### Exercise directions
Reproduce the data exactly.

[Stored data entries]
-- Begin --

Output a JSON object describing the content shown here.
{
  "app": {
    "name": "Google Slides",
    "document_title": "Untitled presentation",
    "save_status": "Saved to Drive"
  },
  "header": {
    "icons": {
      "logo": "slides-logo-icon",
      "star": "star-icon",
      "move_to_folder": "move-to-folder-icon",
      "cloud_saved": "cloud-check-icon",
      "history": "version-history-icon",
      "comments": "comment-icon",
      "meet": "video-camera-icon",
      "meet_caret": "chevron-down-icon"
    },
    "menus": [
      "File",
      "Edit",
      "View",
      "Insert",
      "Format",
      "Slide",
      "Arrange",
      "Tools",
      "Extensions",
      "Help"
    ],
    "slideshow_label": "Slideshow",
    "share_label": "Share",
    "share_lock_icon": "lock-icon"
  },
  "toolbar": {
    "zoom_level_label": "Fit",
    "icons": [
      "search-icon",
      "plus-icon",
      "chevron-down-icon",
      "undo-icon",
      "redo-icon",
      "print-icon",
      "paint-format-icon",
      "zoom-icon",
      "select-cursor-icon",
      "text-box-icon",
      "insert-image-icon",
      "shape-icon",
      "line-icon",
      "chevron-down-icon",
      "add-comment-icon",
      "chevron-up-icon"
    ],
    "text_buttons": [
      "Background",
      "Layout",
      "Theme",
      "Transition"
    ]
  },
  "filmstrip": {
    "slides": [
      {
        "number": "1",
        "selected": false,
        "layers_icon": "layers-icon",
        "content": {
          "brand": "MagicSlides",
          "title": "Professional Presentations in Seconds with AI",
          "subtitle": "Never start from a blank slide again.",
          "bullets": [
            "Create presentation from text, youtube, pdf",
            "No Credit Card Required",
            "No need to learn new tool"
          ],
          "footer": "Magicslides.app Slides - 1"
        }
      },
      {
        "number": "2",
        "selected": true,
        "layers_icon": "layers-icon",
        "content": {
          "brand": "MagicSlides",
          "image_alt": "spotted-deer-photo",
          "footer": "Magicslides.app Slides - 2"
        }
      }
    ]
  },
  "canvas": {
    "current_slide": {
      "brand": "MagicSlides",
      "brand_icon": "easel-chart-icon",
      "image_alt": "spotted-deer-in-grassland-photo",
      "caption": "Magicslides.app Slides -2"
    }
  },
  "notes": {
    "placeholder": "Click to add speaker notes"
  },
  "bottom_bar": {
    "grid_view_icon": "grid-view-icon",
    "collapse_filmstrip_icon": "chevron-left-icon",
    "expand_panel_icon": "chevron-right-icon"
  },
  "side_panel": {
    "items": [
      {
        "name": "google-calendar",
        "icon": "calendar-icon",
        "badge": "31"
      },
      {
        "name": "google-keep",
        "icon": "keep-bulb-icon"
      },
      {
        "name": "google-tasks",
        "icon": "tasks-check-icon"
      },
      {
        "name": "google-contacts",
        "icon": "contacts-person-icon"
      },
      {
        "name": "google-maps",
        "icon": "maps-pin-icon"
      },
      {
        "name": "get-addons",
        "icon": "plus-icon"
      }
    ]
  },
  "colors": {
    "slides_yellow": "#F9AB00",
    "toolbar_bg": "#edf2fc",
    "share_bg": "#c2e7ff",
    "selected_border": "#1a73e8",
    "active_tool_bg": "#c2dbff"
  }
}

-- End --

### Solution for this problem
Output a JSON object describing the content shown here.
{
  "app": {
    "name": "Google Slides",
    "document_title": "Untitled presentation",
    "save_status": "Saved to Drive"
  },
  "header": {
    "icons": {
      "logo": "slides-logo-icon",
      "star": "star-icon",
      "move_to_folder": "move-to-folder-icon",
      "cloud_saved": "cloud-check-icon",
      "history": "version-history-icon",
      "comments": "comment-icon",
      "meet": "video-camera-icon",
      "meet_caret": "chevron-down-icon"
    },
    "menus": [
      "File",
      "Edit",
      "View",
      "Insert",
      "Format",
      "Slide",
      "Arrange",
      "Tools",
      "Extensions",
      "Help"
    ],
    "slideshow_label": "Slideshow",
    "share_label": "Share",
    "share_lock_icon": "lock-icon"
  },
  "toolbar": {
    "zoom_level_label": "Fit",
    "icons": [
      "search-icon",
      "plus-icon",
      "chevron-down-icon",
      "undo-icon",
      "redo-icon",
      "print-icon",
      "paint-format-icon",
      "zoom-icon",
      "select-cursor-icon",
      "text-box-icon",
      "insert-image-icon",
      "shape-icon",
      "line-icon",
      "chevron-down-icon",
      "add-comment-icon",
      "chevron-up-icon"
    ],
    "text_buttons": [
      "Background",
      "Layout",
      "Theme",
      "Transition"
    ]
  },
  "filmstrip": {
    "slides": [
      {
        "number": "1",
        "selected": false,
        "layers_icon": "layers-icon",
        "content": {
          "brand": "MagicSlides",
          "title": "Professional Presentations in Seconds with AI",
          "subtitle": "Never start from a blank slide again.",
          "bullets": [
            "Create presentation from text, youtube, pdf",
            "No Credit Card Required",
            "No need to learn new tool"
          ],
          "footer": "Magicslides.app Slides - 1"
        }
      },
      {
        "number": "2",
        "selected": true,
        "layers_icon": "layers-icon",
        "content": {
          "brand": "MagicSlides",
          "image_alt": "spotted-deer-photo",
          "footer": "Magicslides.app Slides - 2"
        }
      }
    ]
  },
  "canvas": {
    "current_slide": {
      "brand": "MagicSlides",
      "brand_icon": "easel-chart-icon",
      "image_alt": "spotted-deer-in-grassland-photo",
      "caption": "Magicslides.app Slides -2"
    }
  },
  "notes": {
    "placeholder": "Click to add speaker notes"
  },
  "bottom_bar": {
    "grid_view_icon": "grid-view-icon",
    "collapse_filmstrip_icon": "chevron-left-icon",
    "expand_panel_icon": "chevron-right-icon"
  },
  "side_panel": {
    "items": [
      {
        "name": "google-calendar",
        "icon": "calendar-icon",
        "badge": "31"
      },
      {
        "name": "google-keep",
        "icon": "keep-bulb-icon"
      },
      {
        "name": "google-tasks",
        "icon": "tasks-check-icon"
      },
      {
        "name": "google-contacts",
        "icon": "contacts-person-icon"
      },
      {
        "name": "google-maps",
        "icon": "maps-pin-icon"
      },
      {
        "name": "get-addons",
        "icon": "plus-icon"
      }
    ]
  },
  "colors": {
    "slides_yellow": "#F9AB00",
    "toolbar_bg": "#edf2fc",
    "share_bg": "#c2e7ff",
    "selected_border": "#1a73e8",
    "active_tool_bg": "#c2dbff"
  }
}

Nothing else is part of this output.